■ Problem: Please write out the material that follows, exactly as it stands.

■ Supplied information:
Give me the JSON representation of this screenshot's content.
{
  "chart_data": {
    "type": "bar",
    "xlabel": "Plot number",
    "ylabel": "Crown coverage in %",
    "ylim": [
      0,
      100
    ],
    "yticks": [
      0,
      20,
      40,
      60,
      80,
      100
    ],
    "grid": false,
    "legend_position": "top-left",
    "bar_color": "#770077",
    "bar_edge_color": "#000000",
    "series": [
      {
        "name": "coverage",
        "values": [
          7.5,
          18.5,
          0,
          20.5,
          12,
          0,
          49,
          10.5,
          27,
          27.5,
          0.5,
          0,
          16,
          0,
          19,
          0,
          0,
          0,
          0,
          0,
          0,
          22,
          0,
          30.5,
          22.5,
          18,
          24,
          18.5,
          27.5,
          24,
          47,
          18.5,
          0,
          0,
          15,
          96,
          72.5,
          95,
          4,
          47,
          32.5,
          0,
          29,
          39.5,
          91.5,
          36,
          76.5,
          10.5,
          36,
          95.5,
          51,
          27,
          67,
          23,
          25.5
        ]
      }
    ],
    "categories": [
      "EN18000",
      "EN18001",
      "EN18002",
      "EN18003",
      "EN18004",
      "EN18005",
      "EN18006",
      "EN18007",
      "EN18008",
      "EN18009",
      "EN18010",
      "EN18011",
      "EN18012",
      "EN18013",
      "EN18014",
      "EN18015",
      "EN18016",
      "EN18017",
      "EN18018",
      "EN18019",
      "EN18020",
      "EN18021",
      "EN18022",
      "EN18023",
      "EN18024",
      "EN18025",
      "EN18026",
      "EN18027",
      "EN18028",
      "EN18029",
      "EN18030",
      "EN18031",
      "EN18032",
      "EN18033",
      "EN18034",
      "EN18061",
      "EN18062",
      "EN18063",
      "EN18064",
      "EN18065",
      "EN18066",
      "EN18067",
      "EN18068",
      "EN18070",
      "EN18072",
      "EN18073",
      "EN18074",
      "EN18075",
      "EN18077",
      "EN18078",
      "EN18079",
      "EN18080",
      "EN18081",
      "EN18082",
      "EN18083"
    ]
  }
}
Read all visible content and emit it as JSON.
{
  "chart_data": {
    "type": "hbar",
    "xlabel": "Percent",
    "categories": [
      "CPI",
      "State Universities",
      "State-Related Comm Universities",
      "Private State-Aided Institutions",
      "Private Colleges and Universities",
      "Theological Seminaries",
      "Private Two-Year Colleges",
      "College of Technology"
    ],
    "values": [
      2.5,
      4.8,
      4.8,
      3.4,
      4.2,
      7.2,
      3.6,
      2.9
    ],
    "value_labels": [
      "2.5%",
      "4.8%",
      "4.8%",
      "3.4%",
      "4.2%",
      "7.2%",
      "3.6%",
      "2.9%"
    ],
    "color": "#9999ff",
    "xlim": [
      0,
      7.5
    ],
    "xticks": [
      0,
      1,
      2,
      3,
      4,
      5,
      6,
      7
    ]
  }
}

■ The output:
Give me the JSON representation of this screenshot's content.
{
  "chart_data": {
    "type": "bar",
    "xlabel": "Plot number",
    "ylabel": "Crown coverage in %",
    "ylim": [
      0,
      100
    ],
    "yticks": [
      0,
      20,
      40,
      60,
      80,
      100
    ],
    "grid": false,
    "legend_position": "top-left",
    "bar_color": "#770077",
    "bar_edge_color": "#000000",
    "series": [
      {
        "name": "coverage",
        "values": [
          7.5,
          18.5,
          0,
          20.5,
          12,
          0,
          49,
          10.5,
          27,
          27.5,
          0.5,
          0,
          16,
          0,
          19,
          0,
          0,
          0,
          0,
          0,
          0,
          22,
          0,
          30.5,
          22.5,
          18,
          24,
          18.5,
          27.5,
          24,
          47,
          18.5,
          0,
          0,
          15,
          96,
          72.5,
          95,
          4,
          47,
          32.5,
          0,
          29,
          39.5,
          91.5,
          36,
          76.5,
          10.5,
          36,
          95.5,
          51,
          27,
          67,
          23,
          25.5
        ]
      }
    ],
    "categories": [
      "EN18000",
      "EN18001",
      "EN18002",
      "EN18003",
      "EN18004",
      "EN18005",
      "EN18006",
      "EN18007",
      "EN18008",
      "EN18009",
      "EN18010",
      "EN18011",
      "EN18012",
      "EN18013",
      "EN18014",
      "EN18015",
      "EN18016",
      "EN18017",
      "EN18018",
      "EN18019",
      "EN18020",
      "EN18021",
      "EN18022",
      "EN18023",
      "EN18024",
      "EN18025",
      "EN18026",
      "EN18027",
      "EN18028",
      "EN18029",
      "EN18030",
      "EN18031",
      "EN18032",
      "EN18033",
      "EN18034",
      "EN18061",
      "EN18062",
      "EN18063",
      "EN18064",
      "EN18065",
      "EN18066",
      "EN18067",
      "EN18068",
      "EN18070",
      "EN18072",
      "EN18073",
      "EN18074",
      "EN18075",
      "EN18077",
      "EN18078",
      "EN18079",
      "EN18080",
      "EN18081",
      "EN18082",
      "EN18083"
    ]
  }
}
Read all visible content and emit it as JSON.
{
  "chart_data": {
    "type": "hbar",
    "xlabel": "Percent",
    "categories": [
      "CPI",
      "State Universities",
      "State-Related Comm Universities",
      "Private State-Aided Institutions",
      "Private Colleges and Universities",
      "Theological Seminaries",
      "Private Two-Year Colleges",
      "College of Technology"
    ],
    "values": [
      2.5,
      4.8,
      4.8,
      3.4,
      4.2,
      7.2,
      3.6,
      2.9
    ],
    "value_labels": [
      "2.5%",
      "4.8%",
      "4.8%",
      "3.4%",
      "4.2%",
      "7.2%",
      "3.6%",
      "2.9%"
    ],
    "color": "#9999ff",
    "xlim": [
      0,
      7.5
    ],
    "xticks": [
      0,
      1,
      2,
      3,
      4,
      5,
      6,
      7
    ]
  }
}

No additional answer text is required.